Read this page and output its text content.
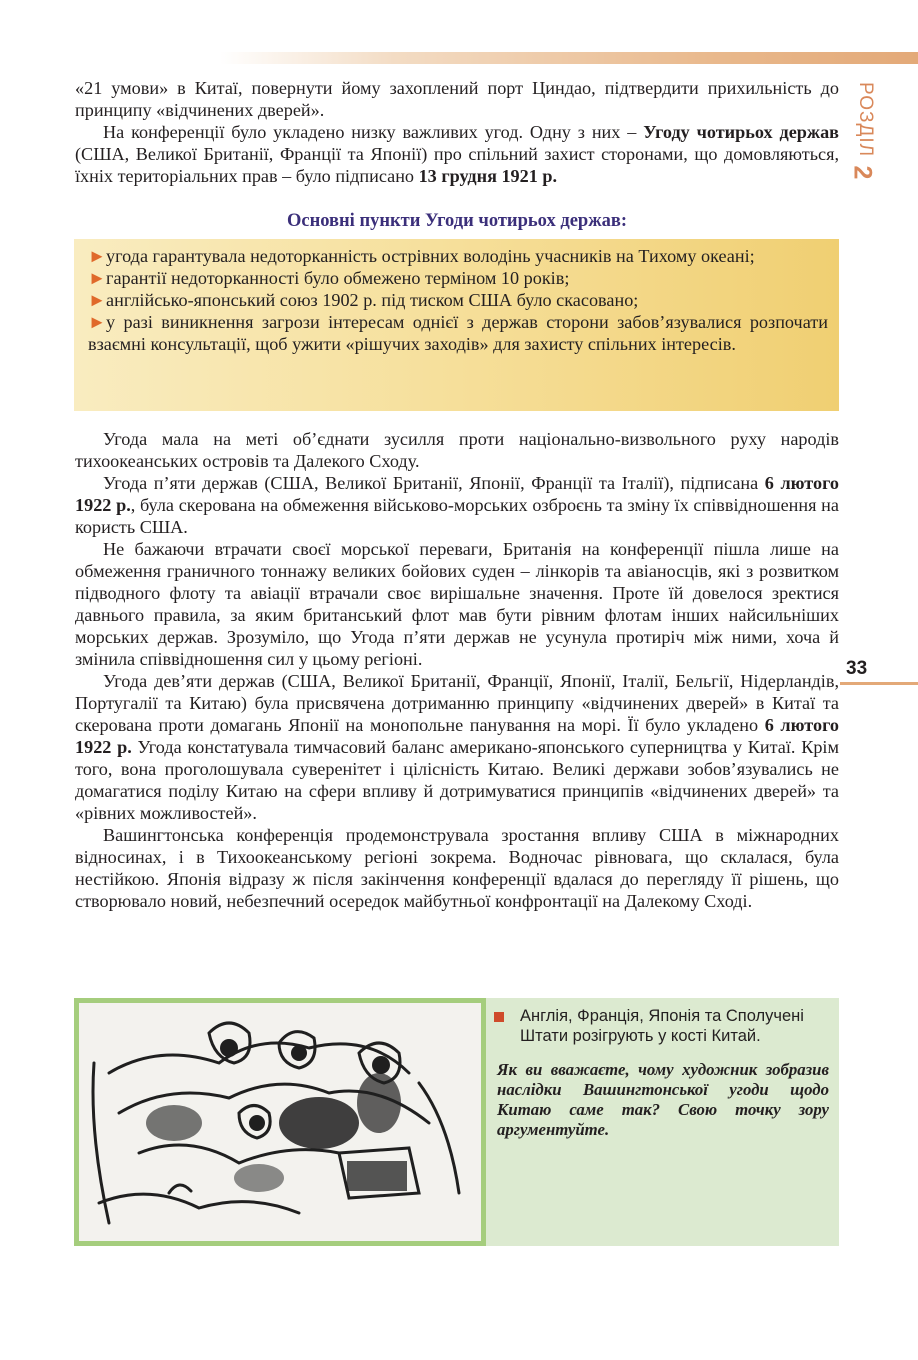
РОЗДІЛ
2
33

«21 умови» в Китаї, повернути йому захоплений порт Циндао, підтвердити прихильність до принципу «відчинених дверей».

На конференції було укладено низку важливих угод. Одну з них – Угоду чотирьох держав (США, Великої Британії, Франції та Японії) про спільний захист сторонами, що домовляються, їхніх територіальних прав – було підписано 13 грудня 1921 р.

Основні пункти Угоди чотирьох держав:

►угода гарантувала недоторканність острівних володінь учасників на Тихому океані;

►гарантії недоторканності було обмежено терміном 10 років;

►англійсько-японський союз 1902 р. під тиском США було скасовано;

►у разі виникнення загрози інтересам однієї з держав сторони забов’язувалися розпочати взаємні консультації, щоб ужити «рішучих заходів» для захисту спільних інтересів.

Угода мала на меті об’єднати зусилля проти національно-визвольного руху народів тихоокеанських островів та Далекого Сходу.

Угода п’яти держав (США, Великої Британії, Японії, Франції та Італії), підписана 6 лютого 1922 р., була скерована на обмеження військово-морських озброєнь та зміну їх співвідношення на користь США.

Не бажаючи втрачати своєї морської переваги, Британія на конференції пішла лише на обмеження граничного тоннажу великих бойових суден – лінкорів та авіаносців, які з розвитком підводного флоту та авіації втрачали своє вирішальне значення. Проте їй довелося зректися давнього правила, за яким британський флот мав бути рівним флотам інших найсильніших морських держав. Зрозуміло, що Угода п’яти держав не усунула протиріч між ними, хоча й змінила співвідношення сил у цьому регіоні.

Угода дев’яти держав (США, Великої Британії, Франції, Японії, Італії, Бельгії, Нідерландів, Португалії та Китаю) була присвячена дотриманню принципу «відчинених дверей» в Китаї та скерована проти домагань Японії на монопольне панування на морі. Її було укладено 6 лютого 1922 р. Угода констатувала тимчасовий баланс американо-японського суперництва у Китаї. Крім того, вона проголошувала суверенітет і цілісність Китаю. Великі держави зобов’язувались не домагатися поділу Китаю на сфери впливу й дотримуватися принципів «відчинених дверей» та «рівних можливостей».

Вашингтонська конференція продемонструвала зростання впливу США в міжнародних відносинах, і в Тихоокеанському регіоні зокрема. Водночас рівновага, що склалася, була нестійкою. Японія відразу ж після закінчення конференції вдалася до перегляду її рішень, що створювало новий, небезпечний осередок майбутньої конфронтації на Далекому Сході.

Англія, Франція, Японія та Сполучені Штати розігрують у кості Китай.
Як ви вважаєте, чому художник зобразив наслідки Вашингтонської угоди щодо Китаю саме так? Свою точку зору аргументуйте.
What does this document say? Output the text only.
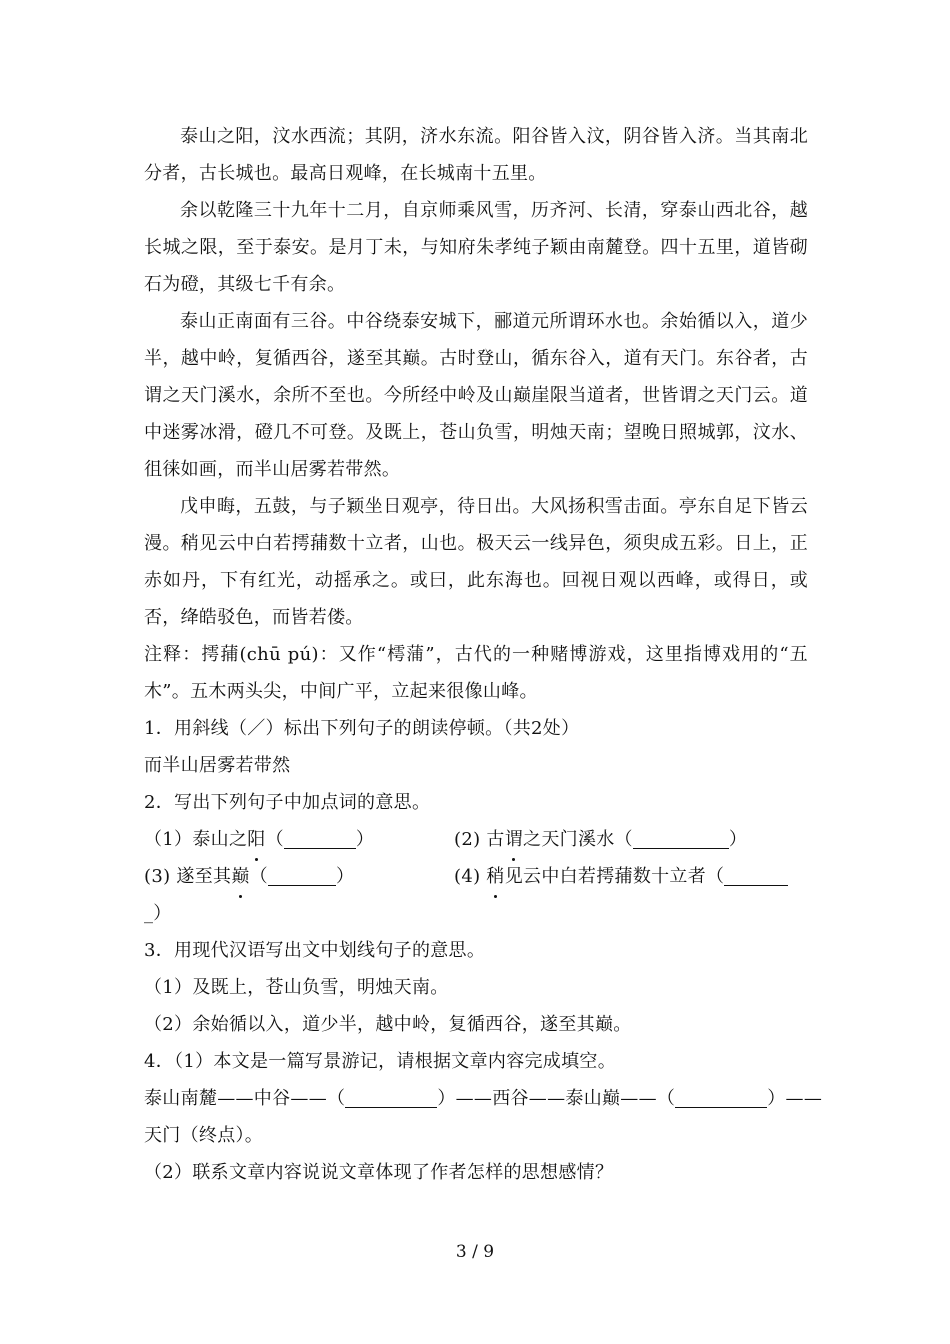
泰山之阳，汶水西流；其阴，济水东流。阳谷皆入汶，阴谷皆入济。当其南北分者，古长城也。最高日观峰，在长城南十五里。

余以乾隆三十九年十二月，自京师乘风雪，历齐河、长清，穿泰山西北谷，越长城之限，至于泰安。是月丁未，与知府朱孝纯子颖由南麓登。四十五里，道皆砌石为磴，其级七千有余。

泰山正南面有三谷。中谷绕泰安城下，郦道元所谓环水也。余始循以入，道少半，越中岭，复循西谷，遂至其巅。古时登山，循东谷入，道有天门。东谷者，古谓之天门溪水，余所不至也。今所经中岭及山巅崖限当道者，世皆谓之天门云。道中迷雾冰滑，磴几不可登。及既上，苍山负雪，明烛天南；望晚日照城郭，汶水、徂徕如画，而半山居雾若带然。

戊申晦，五鼓，与子颖坐日观亭，待日出。大风扬积雪击面。亭东自足下皆云漫。稍见云中白若摴蒱数十立者，山也。极天云一线异色，须臾成五彩。日上，正赤如丹，下有红光，动摇承之。或曰，此东海也。回视日观以西峰，或得日，或否，绛皓驳色，而皆若偻。

注释：摴蒱(chū pú)：又作“樗蒲”，古代的一种赌博游戏，这里指博戏用的“五木”。五木两头尖，中间广平，立起来很像山峰。

1．用斜线（／）标出下列句子的朗读停顿。（共2处）

而半山居雾若带然

2．写出下列句子中加点词的意思。

（1）泰山之阳（	）	(2) 古谓之天门溪水（	）
(3) 遂至其巅（	）	(4) 稍见云中白若摴蒱数十立者（

_）

3．用现代汉语写出文中划线句子的意思。

（1）及既上，苍山负雪，明烛天南。

（2）余始循以入，道少半，越中岭，复循西谷，遂至其巅。

4．（1）本文是一篇写景游记，请根据文章内容完成填空。

泰山南麓——中谷——（	）——西谷——泰山巅——（	）——

天门（终点）。

（2）联系文章内容说说文章体现了作者怎样的思想感情？

3 / 9
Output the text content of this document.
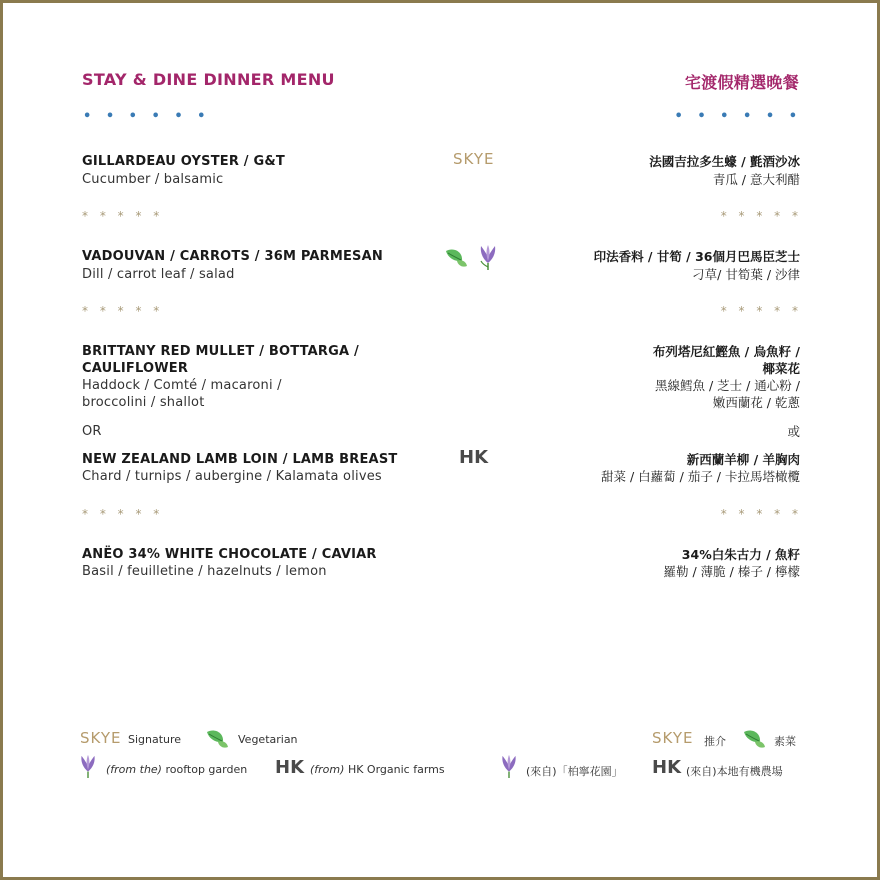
STAY & DINE DINNER MENU	宅渡假精選晚餐
• • • • • •	• • • • • •
GILLARDEAU OYSTER / G&T
Cucumber / balsamic
SKYE	法國吉拉多生蠔 / 氈酒沙冰
青瓜 / 意大利醋
* * * * *	* * * * *
VADOUVAN / CARROTS / 36M PARMESAN
Dill / carrot leaf / salad
印法香料 / 甘筍 / 36個月巴馬臣芝士
刁草/ 甘筍葉 / 沙律
* * * * *	* * * * *
BRITTANY RED MULLET / BOTTARGA /
CAULIFLOWER
Haddock / Comté / macaroni /
broccolini / shallot
布列塔尼紅鰹魚 / 烏魚籽 /
椰菜花
黑線鱈魚 / 芝士 / 通心粉 /
嫩西蘭花 / 乾蔥
OR	或
NEW ZEALAND LAMB LOIN / LAMB BREAST
Chard / turnips / aubergine / Kalamata olives
HK	新西蘭羊柳 / 羊胸肉
甜菜 / 白蘿蔔 / 茄子 / 卡拉馬塔橄欖
* * * * *	* * * * *
ANËO 34% WHITE CHOCOLATE / CAVIAR
Basil / feuilletine / hazelnuts / lemon
34%白朱古力 / 魚籽
羅勒 / 薄脆 / 榛子 / 檸檬
SKYE Signature	Vegetarian
(from the) rooftop garden HK (from) HK Organic farms
SKYE 推介	素菜
(來自)「柏寧花園」 HK (來自)本地有機農場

**Task goal**
Filter the entries above down to the lines containing the word "document".

**Exercise answer**
What does this document say? Output the text only.
Output the text content of this document.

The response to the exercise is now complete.